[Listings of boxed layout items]

--------------------

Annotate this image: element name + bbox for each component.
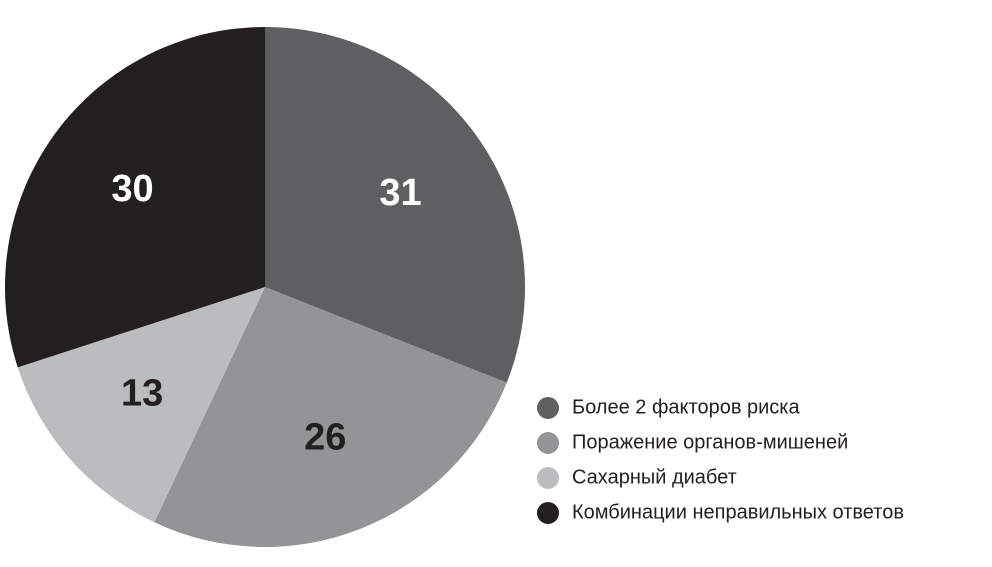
legend-marker <box>537 467 559 489</box>
legend-label: Сахарный диабет <box>572 466 737 488</box>
slice-label: 31 <box>379 172 421 214</box>
pie-slice <box>4 27 266 368</box>
legend-marker <box>537 432 559 454</box>
legend-label: Более 2 факторов риска <box>572 396 800 418</box>
pie-slice <box>265 27 525 383</box>
slice-label: 30 <box>111 168 153 210</box>
legend-marker <box>537 397 559 419</box>
pie-slice <box>17 287 265 523</box>
legend-label: Комбинации неправильных ответов <box>572 501 904 523</box>
slice-label: 26 <box>304 416 346 458</box>
slice-label: 13 <box>121 372 163 414</box>
pie-slice <box>154 287 507 547</box>
legend-marker <box>537 502 559 524</box>
legend-label: Поражение органов-мишеней <box>572 431 848 453</box>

--------------------

Your instructions
Edit the entries above so that each "legend-marker" becomes "legend-swatch", with everything else unchanged. Leave the pictures out.

Final answer
Annotate this image: element name + bbox for each component.
legend-swatch <box>537 467 559 489</box>
legend-label: Сахарный диабет <box>572 466 737 488</box>
slice-label: 31 <box>379 172 421 214</box>
pie-slice <box>4 27 266 368</box>
legend-swatch <box>537 432 559 454</box>
legend-label: Более 2 факторов риска <box>572 396 800 418</box>
pie-slice <box>265 27 525 383</box>
slice-label: 30 <box>111 168 153 210</box>
legend-swatch <box>537 397 559 419</box>
pie-slice <box>17 287 265 523</box>
legend-label: Комбинации неправильных ответов <box>572 501 904 523</box>
slice-label: 26 <box>304 416 346 458</box>
slice-label: 13 <box>121 372 163 414</box>
pie-slice <box>154 287 507 547</box>
legend-swatch <box>537 502 559 524</box>
legend-label: Поражение органов-мишеней <box>572 431 848 453</box>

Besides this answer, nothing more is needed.